# Start of Input

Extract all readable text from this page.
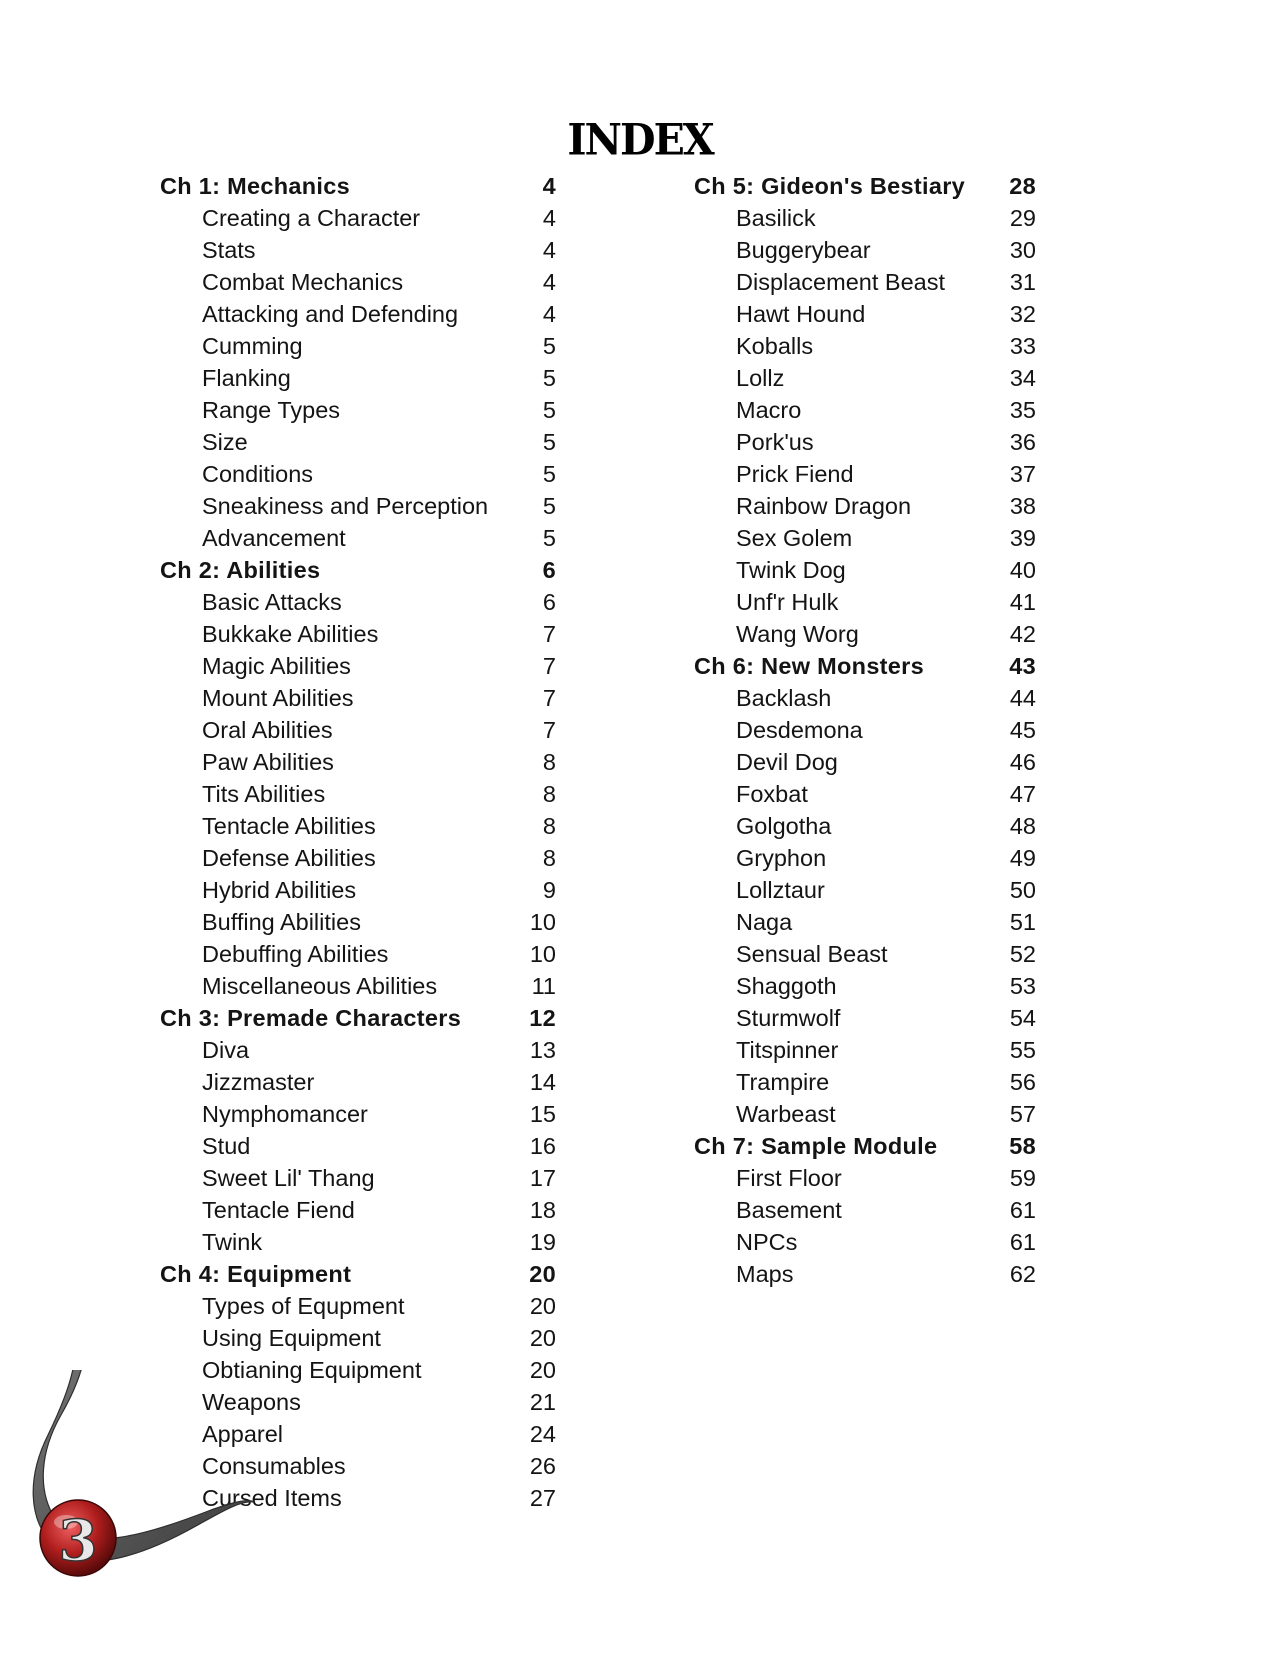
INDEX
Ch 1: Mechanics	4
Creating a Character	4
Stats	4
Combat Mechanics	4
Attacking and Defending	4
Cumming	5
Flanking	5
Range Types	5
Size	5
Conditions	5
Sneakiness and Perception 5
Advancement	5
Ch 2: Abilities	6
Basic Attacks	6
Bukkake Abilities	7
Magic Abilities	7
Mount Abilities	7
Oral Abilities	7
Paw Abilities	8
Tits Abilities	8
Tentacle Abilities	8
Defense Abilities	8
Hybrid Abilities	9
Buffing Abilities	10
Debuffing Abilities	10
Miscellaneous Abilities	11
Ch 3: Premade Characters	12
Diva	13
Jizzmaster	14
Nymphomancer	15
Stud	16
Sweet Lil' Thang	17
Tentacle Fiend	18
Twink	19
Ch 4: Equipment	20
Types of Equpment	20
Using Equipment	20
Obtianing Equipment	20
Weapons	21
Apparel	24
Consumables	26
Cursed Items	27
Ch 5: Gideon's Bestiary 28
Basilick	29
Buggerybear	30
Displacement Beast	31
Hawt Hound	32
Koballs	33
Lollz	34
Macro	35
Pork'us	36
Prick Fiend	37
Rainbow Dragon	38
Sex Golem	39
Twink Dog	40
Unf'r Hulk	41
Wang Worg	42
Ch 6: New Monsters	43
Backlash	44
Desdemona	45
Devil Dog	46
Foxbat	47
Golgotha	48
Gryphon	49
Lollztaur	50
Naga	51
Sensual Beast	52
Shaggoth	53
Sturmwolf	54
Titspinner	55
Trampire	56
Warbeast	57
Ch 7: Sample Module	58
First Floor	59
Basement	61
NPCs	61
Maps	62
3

# End of Input

→ **The task**:
Write out the material above once more, exactly as it reads, with no pictures.

→ **Response below**:
Extract all readable text from this page.
INDEX
Ch 1: Mechanics	4
Creating a Character	4
Stats	4
Combat Mechanics	4
Attacking and Defending	4
Cumming	5
Flanking	5
Range Types	5
Size	5
Conditions	5
Sneakiness and Perception 5
Advancement	5
Ch 2: Abilities	6
Basic Attacks	6
Bukkake Abilities	7
Magic Abilities	7
Mount Abilities	7
Oral Abilities	7
Paw Abilities	8
Tits Abilities	8
Tentacle Abilities	8
Defense Abilities	8
Hybrid Abilities	9
Buffing Abilities	10
Debuffing Abilities	10
Miscellaneous Abilities	11
Ch 3: Premade Characters	12
Diva	13
Jizzmaster	14
Nymphomancer	15
Stud	16
Sweet Lil' Thang	17
Tentacle Fiend	18
Twink	19
Ch 4: Equipment	20
Types of Equpment	20
Using Equipment	20
Obtianing Equipment	20
Weapons	21
Apparel	24
Consumables	26
Cursed Items	27
Ch 5: Gideon's Bestiary 28
Basilick	29
Buggerybear	30
Displacement Beast	31
Hawt Hound	32
Koballs	33
Lollz	34
Macro	35
Pork'us	36
Prick Fiend	37
Rainbow Dragon	38
Sex Golem	39
Twink Dog	40
Unf'r Hulk	41
Wang Worg	42
Ch 6: New Monsters	43
Backlash	44
Desdemona	45
Devil Dog	46
Foxbat	47
Golgotha	48
Gryphon	49
Lollztaur	50
Naga	51
Sensual Beast	52
Shaggoth	53
Sturmwolf	54
Titspinner	55
Trampire	56
Warbeast	57
Ch 7: Sample Module	58
First Floor	59
Basement	61
NPCs	61
Maps	62
3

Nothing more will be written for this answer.